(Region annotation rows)
#####

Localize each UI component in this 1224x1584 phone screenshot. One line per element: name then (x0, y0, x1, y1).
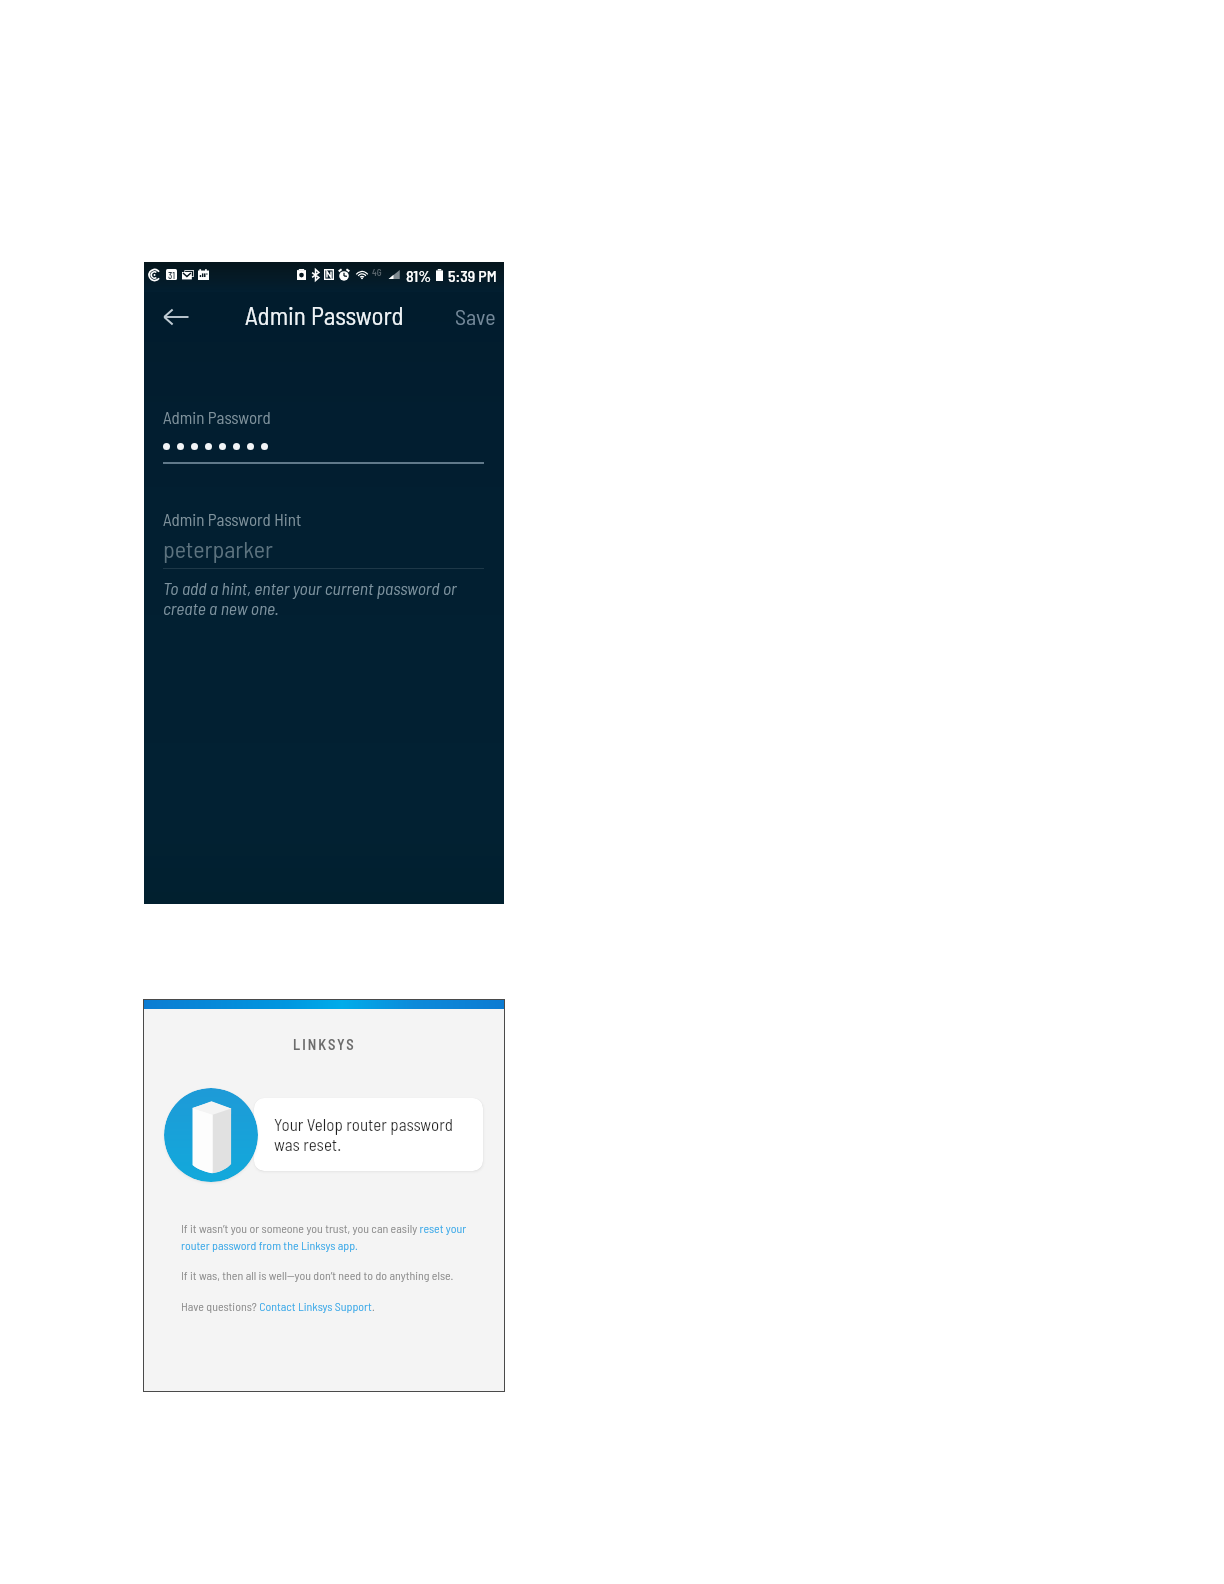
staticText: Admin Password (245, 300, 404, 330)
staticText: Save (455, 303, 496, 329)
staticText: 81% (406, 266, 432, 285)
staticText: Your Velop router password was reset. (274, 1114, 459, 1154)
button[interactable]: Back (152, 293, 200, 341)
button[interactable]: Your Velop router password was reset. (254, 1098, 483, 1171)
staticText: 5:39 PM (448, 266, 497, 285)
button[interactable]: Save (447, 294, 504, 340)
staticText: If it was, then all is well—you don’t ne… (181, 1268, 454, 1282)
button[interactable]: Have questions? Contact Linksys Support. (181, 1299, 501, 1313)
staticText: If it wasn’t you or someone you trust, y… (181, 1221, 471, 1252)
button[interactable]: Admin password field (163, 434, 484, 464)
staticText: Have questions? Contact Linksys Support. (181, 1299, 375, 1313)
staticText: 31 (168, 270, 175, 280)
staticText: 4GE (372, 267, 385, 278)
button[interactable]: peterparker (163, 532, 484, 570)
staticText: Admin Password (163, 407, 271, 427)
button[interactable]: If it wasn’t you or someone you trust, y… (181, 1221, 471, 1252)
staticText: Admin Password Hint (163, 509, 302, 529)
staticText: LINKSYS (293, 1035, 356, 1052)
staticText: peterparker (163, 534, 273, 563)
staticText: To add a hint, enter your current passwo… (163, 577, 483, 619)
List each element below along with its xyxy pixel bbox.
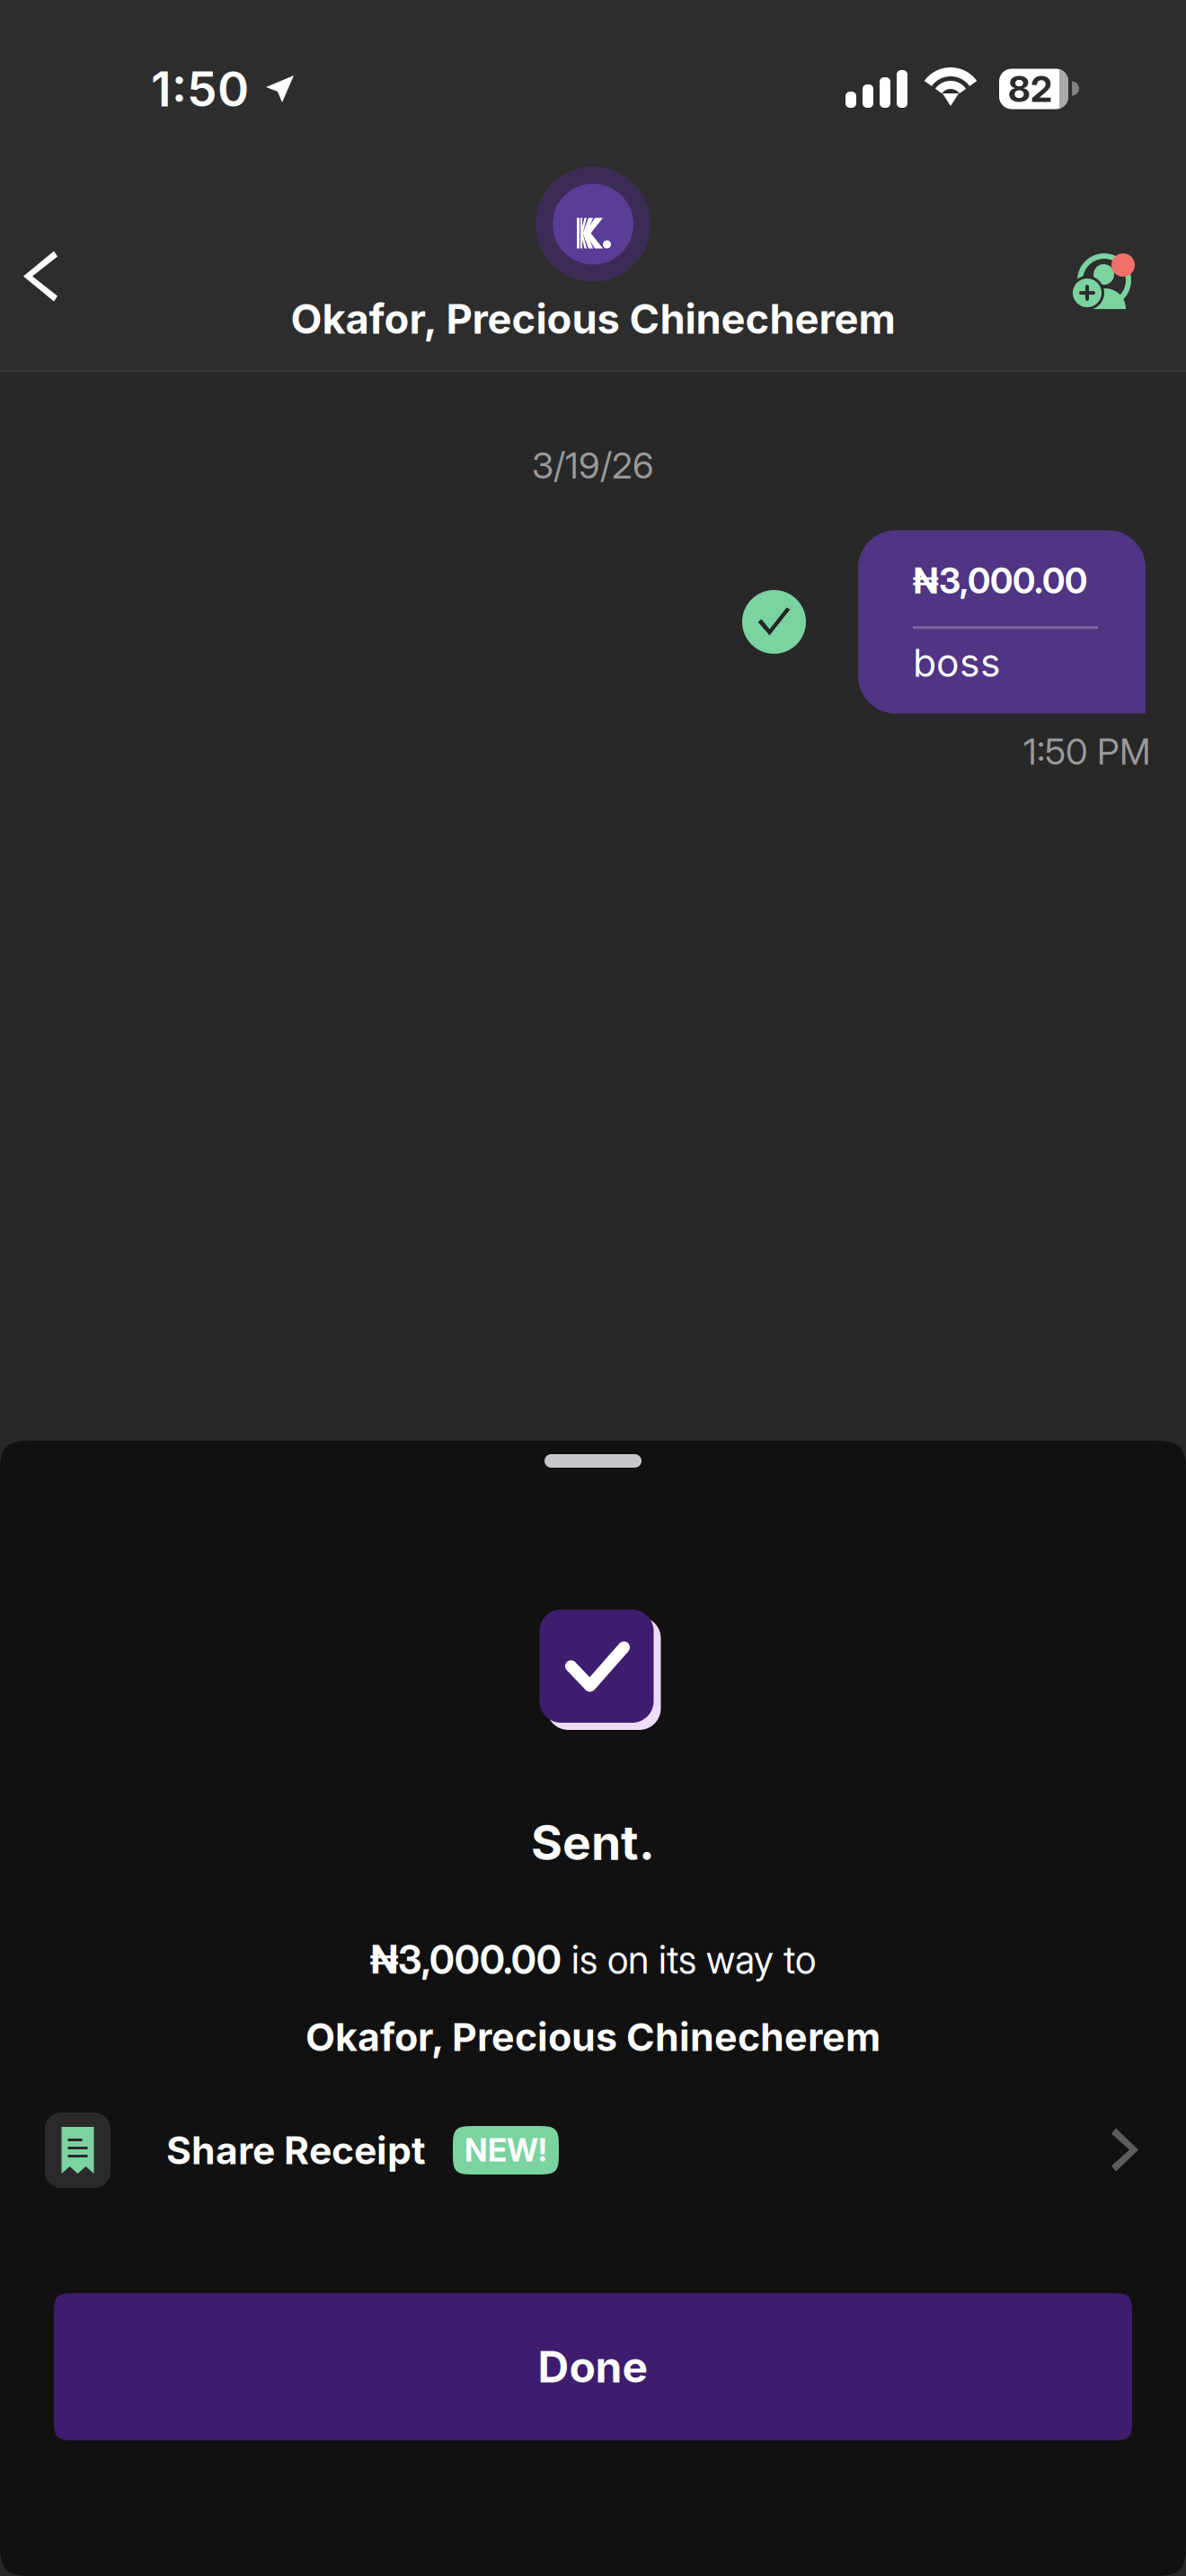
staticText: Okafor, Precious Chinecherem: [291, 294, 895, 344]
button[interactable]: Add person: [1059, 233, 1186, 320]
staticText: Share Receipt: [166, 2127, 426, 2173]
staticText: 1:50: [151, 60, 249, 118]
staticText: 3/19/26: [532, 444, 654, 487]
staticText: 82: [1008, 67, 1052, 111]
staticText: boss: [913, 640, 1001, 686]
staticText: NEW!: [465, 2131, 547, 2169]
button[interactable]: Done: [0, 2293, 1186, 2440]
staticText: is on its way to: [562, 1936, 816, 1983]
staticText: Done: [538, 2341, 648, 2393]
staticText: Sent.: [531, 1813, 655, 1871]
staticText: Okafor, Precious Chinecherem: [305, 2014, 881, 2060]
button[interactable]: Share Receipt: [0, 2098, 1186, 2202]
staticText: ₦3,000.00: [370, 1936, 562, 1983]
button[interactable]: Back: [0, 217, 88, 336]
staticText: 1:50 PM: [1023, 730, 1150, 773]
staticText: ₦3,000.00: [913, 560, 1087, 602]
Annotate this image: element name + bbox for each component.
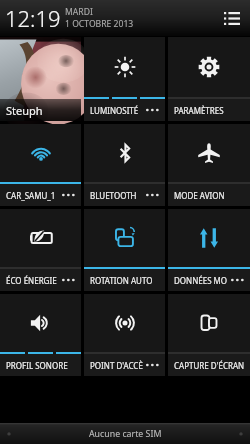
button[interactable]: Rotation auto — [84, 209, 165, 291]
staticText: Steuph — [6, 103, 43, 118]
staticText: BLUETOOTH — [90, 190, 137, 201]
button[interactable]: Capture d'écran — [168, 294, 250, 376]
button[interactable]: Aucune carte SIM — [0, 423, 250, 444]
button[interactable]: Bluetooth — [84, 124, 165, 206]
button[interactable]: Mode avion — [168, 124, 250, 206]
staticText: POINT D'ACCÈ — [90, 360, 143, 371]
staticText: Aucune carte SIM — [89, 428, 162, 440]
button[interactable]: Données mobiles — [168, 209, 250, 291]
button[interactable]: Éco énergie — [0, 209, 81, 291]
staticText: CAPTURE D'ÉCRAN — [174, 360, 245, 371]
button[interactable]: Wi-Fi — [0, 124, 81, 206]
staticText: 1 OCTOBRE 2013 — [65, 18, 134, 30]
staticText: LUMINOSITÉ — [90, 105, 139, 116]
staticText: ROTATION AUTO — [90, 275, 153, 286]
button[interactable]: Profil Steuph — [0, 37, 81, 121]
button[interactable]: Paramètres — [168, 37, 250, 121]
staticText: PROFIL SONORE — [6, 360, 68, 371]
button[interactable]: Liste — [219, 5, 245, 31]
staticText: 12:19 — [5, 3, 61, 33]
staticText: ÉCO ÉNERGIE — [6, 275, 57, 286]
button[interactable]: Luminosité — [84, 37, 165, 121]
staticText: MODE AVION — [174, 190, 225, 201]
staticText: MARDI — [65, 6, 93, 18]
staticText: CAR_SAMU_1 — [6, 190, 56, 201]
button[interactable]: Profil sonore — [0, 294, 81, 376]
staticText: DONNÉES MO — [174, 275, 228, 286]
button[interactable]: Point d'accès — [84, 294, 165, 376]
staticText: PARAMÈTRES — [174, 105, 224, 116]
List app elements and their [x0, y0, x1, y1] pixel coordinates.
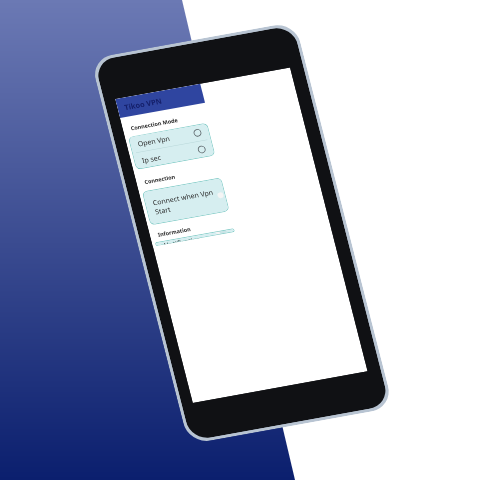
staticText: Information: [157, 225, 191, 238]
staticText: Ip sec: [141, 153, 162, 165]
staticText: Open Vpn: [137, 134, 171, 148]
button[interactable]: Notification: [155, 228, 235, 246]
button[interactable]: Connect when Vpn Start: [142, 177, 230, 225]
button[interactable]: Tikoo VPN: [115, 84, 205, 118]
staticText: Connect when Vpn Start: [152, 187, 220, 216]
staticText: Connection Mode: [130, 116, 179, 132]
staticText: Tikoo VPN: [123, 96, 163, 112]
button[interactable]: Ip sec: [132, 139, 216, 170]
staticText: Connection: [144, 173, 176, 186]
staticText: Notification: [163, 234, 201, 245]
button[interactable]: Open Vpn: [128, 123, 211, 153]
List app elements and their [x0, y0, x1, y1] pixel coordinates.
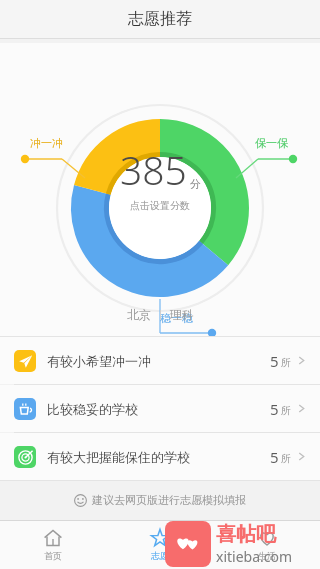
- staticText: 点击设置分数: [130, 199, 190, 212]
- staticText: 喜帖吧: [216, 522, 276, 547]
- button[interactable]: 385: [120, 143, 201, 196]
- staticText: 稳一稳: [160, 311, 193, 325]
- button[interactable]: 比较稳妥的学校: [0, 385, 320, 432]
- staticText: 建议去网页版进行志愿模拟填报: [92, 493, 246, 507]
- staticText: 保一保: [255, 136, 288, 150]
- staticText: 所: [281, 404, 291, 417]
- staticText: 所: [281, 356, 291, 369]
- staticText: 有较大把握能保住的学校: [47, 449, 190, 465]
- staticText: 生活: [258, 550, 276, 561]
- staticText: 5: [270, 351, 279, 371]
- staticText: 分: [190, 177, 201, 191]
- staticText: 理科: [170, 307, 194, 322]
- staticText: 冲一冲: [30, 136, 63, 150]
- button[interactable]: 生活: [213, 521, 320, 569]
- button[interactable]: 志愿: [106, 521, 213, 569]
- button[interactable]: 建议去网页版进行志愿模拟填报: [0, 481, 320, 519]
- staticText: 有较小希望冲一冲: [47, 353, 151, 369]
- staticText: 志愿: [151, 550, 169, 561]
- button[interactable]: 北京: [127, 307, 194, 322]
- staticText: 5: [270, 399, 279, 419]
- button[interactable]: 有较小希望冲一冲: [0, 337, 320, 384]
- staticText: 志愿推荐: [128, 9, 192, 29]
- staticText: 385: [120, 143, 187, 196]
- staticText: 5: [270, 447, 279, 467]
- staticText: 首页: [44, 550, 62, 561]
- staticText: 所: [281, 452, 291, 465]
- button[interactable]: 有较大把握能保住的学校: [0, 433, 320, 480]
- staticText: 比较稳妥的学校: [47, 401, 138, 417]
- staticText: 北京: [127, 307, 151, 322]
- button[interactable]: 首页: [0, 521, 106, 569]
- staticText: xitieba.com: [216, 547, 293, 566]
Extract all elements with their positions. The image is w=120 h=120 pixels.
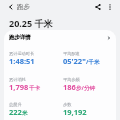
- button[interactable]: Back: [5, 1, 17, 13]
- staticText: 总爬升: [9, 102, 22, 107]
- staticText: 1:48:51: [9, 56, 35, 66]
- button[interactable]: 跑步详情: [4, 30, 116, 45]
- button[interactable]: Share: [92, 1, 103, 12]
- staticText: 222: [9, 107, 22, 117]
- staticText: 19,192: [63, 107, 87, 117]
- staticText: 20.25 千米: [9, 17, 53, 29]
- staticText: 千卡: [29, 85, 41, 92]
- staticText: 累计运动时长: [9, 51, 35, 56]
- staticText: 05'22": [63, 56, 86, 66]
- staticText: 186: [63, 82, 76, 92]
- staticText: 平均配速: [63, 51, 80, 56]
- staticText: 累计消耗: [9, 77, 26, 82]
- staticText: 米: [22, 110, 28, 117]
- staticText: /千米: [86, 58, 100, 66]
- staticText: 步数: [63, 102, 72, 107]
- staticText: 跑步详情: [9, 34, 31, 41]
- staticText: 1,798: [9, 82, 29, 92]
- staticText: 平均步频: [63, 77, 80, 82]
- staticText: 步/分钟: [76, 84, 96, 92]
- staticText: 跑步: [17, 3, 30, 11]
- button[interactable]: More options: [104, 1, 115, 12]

#####

### WRITTEN INSTRUCTION
Please rewrite everything from "staticText: Information: [157, 225, 191, 238]" down to "button[interactable]: Connect when", swapping "Notification" for "Alerts" and leaving the rest of those lines unchanged.

### FINAL RESULT
staticText: Information: [157, 225, 191, 238]
staticText: Ip sec: [141, 153, 162, 165]
staticText: Open Vpn: [137, 134, 171, 148]
button[interactable]: Alerts: [155, 228, 235, 246]
button[interactable]: Connect when Vpn Start: [142, 177, 230, 225]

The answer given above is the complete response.